---------- Text section

Documentation ¶
Overview ¶
Package analyse is the Golang implementation of Jieba's analyse module.
Example (ExtractTags) ¶
var t TagExtracter t.LoadDictionaryAt("../dict.txt") t.LoadIdfAt("idf.txt") sentence := "这是一个伸手不见五指的黑夜。我叫孙悟空,我爱北京,我爱Python和C++。" segments := t.ExtractTags(sentence, 5) fmt.Printf("Top %d tags:", len(segments)) for _, segment := range segments { fmt.Printf(" %s /", segment.Text()) }
Output: Top 5 tags: Python / C++ / 伸手不见五指 / 孙悟空 / 黑夜 /
Example (TextRank) ¶
t, err := NewTextRankerAt("../dict.txt") if err != nil { panic(err) } sentence := "此外,公司拟对全资子公司吉林欧亚置业有限公司增资4.3亿元,增资后,吉林欧亚置业注册资本由7000万元增加到5亿元。吉林欧亚置业主要经营范围为房地产开发及百货零售等业务。目前在建吉林欧亚城市商业综合体项目。2013年,实现营业收入0万元,实现净利润-139.13万元。" result := t.TextRank(sentence, 10) for _, segment := range result { fmt.Printf("%s %f\n", segment.Text(), segment.Weight()) }
Output: 吉林 1.000000 欧亚 0.878078 置业 0.562048 实现 0.520906 收入 0.384284 增资 0.360591 子公司 0.353132 城市 0.307509 全资 0.306324 商业 0.306138
Index ¶
- Variables
- type Idf
- type Segment
- type Segments
- type StopWord
- type TagExtracter
- func (t *TagExtracter) ExtractTags(sentence string, topK int) (tags Segments)
- func (t *TagExtracter) LoadDictionary(file io.Reader) (err error)
- func (t *TagExtracter) LoadDictionaryAt(file string) (err error)
- func (t *TagExtracter) LoadIdf(file io.Reader) error
- func (t *TagExtracter) LoadIdfAt(fileName string) error
- func (t *TagExtracter) LoadStopWords(file io.Reader) error
- func (t *TagExtracter) LoadStopWordsAt(file string) error
- type TextRanker
Examples ¶
Constants ¶
This section is empty.
Variables ¶
var DefaultStopWordMap = map[string]int{
"the": 1,
"of": 1,
"is": 1,
"and": 1,
"to": 1,
"in": 1,
"that": 1,
"we": 1,
"for": 1,
"an": 1,
"are": 1,
"by": 1,
"be": 1,
"as": 1,
"on": 1,
"with": 1,
"can": 1,
"if": 1,
"from": 1,
"which": 1,
"you": 1,
"it": 1,
"this": 1,
"then": 1,
"at": 1,
"have": 1,
"all": 1,
"not": 1,
"one": 1,
"has": 1,
"or": 1,
}
DefaultStopWordMap contains some stop words.

--------------------

Written task 1:
In the analyse package documentation, which file does the ExtractTags example load as its IDF data?
Written task 2:
Reproduce the part of the analyse package documentation that opens with the words containing "- func (t *TagExtracter) LoadDictionary(file" and closes with "section is empty.".
Written task 3:
Decide whether each statement agrees with the analyse package documentation: (a) The Constants section is empty. (b) The TextRank example creates its ranker from the file idf.txt. (c) The ExtractTags example output lists five tags.

---------- Material

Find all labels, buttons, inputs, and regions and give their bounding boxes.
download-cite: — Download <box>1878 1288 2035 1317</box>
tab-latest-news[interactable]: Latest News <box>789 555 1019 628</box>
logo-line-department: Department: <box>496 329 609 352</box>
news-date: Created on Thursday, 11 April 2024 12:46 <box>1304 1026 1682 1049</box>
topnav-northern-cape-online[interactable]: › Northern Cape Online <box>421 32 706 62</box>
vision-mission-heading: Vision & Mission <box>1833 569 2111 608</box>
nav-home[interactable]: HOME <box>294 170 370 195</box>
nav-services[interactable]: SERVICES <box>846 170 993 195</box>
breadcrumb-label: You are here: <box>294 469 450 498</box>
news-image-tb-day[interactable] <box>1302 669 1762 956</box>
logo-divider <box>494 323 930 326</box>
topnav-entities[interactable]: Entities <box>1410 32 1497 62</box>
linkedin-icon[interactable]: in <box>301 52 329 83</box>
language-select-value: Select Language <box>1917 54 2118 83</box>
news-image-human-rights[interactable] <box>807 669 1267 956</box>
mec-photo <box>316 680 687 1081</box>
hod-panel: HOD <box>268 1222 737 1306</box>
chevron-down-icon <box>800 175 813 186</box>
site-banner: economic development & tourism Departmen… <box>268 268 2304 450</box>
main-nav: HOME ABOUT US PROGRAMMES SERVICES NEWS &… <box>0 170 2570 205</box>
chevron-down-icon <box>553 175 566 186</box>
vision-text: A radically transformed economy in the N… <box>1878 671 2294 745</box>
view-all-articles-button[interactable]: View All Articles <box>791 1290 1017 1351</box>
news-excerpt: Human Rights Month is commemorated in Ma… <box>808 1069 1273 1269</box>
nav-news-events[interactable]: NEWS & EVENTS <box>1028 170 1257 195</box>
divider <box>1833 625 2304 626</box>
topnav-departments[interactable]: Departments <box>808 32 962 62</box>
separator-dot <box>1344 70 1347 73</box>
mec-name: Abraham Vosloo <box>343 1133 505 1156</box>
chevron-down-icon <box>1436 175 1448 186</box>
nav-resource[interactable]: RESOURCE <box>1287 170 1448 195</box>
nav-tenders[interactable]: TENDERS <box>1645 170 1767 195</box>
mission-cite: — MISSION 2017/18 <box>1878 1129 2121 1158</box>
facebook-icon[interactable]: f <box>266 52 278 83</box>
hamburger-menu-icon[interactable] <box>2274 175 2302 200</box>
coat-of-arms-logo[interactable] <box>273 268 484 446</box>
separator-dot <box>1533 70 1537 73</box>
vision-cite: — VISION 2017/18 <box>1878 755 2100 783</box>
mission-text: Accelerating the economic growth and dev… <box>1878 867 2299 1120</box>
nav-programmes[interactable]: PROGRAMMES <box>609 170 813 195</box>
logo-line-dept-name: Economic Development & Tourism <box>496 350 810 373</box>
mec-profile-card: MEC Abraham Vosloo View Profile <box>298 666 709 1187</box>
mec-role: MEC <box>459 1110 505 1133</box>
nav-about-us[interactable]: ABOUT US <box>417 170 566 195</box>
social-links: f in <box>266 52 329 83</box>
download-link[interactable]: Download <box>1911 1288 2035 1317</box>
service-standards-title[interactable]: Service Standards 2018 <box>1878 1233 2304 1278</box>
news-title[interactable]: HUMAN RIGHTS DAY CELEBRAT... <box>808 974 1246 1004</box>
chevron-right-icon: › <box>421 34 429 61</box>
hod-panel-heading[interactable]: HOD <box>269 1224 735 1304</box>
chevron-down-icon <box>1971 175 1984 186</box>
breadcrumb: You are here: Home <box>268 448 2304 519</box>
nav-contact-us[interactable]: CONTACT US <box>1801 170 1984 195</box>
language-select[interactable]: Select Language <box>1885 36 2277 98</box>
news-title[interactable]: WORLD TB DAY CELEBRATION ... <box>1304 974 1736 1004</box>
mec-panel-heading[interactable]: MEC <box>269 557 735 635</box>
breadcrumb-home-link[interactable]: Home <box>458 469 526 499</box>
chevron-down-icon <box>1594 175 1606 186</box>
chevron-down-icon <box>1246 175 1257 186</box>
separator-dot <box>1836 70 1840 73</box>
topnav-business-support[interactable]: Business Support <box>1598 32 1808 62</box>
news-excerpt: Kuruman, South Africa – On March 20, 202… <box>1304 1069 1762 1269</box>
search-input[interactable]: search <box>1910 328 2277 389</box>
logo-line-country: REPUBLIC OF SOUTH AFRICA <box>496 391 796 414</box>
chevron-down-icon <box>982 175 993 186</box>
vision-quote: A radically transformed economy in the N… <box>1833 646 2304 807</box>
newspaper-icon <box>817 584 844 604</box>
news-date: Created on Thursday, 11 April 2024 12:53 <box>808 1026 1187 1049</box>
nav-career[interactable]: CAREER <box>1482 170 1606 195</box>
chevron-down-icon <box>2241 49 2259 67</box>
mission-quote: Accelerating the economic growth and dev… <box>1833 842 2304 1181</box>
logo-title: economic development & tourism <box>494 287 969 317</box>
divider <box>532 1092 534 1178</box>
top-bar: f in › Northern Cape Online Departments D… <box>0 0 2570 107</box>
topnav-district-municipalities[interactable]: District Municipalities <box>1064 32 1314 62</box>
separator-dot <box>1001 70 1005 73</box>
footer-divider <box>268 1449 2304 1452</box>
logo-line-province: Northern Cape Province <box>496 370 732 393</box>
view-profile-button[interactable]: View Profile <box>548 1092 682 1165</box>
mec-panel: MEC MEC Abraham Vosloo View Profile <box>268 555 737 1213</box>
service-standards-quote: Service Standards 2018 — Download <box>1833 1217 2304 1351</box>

--------------------

Expected answer 1:
idf.txt

Expected answer 2:
- func (t *TagExtracter) LoadDictionary(file io.Reader) (err error)
- func (t *TagExtracter) LoadDictionaryAt(file string) (err error)
- func (t *TagExtracter) LoadIdf(file io.Reader) error
- func (t *TagExtracter) LoadIdfAt(fileName string) error
- func (t *TagExtracter) LoadStopWords(file io.Reader) error
- func (t *TagExtracter) LoadStopWordsAt(file string) error
- type TextRanker
Examples ¶
Constants ¶
This section is empty.

Expected answer 3:
(a) Yes: "This section is empty."
(b) No: "t, err := NewTextRankerAt("../dict.txt")"
(c) Yes: "Output: Top 5 tags: Python / C++ / 伸手不见五指 / 孙悟空 / 黑夜 /"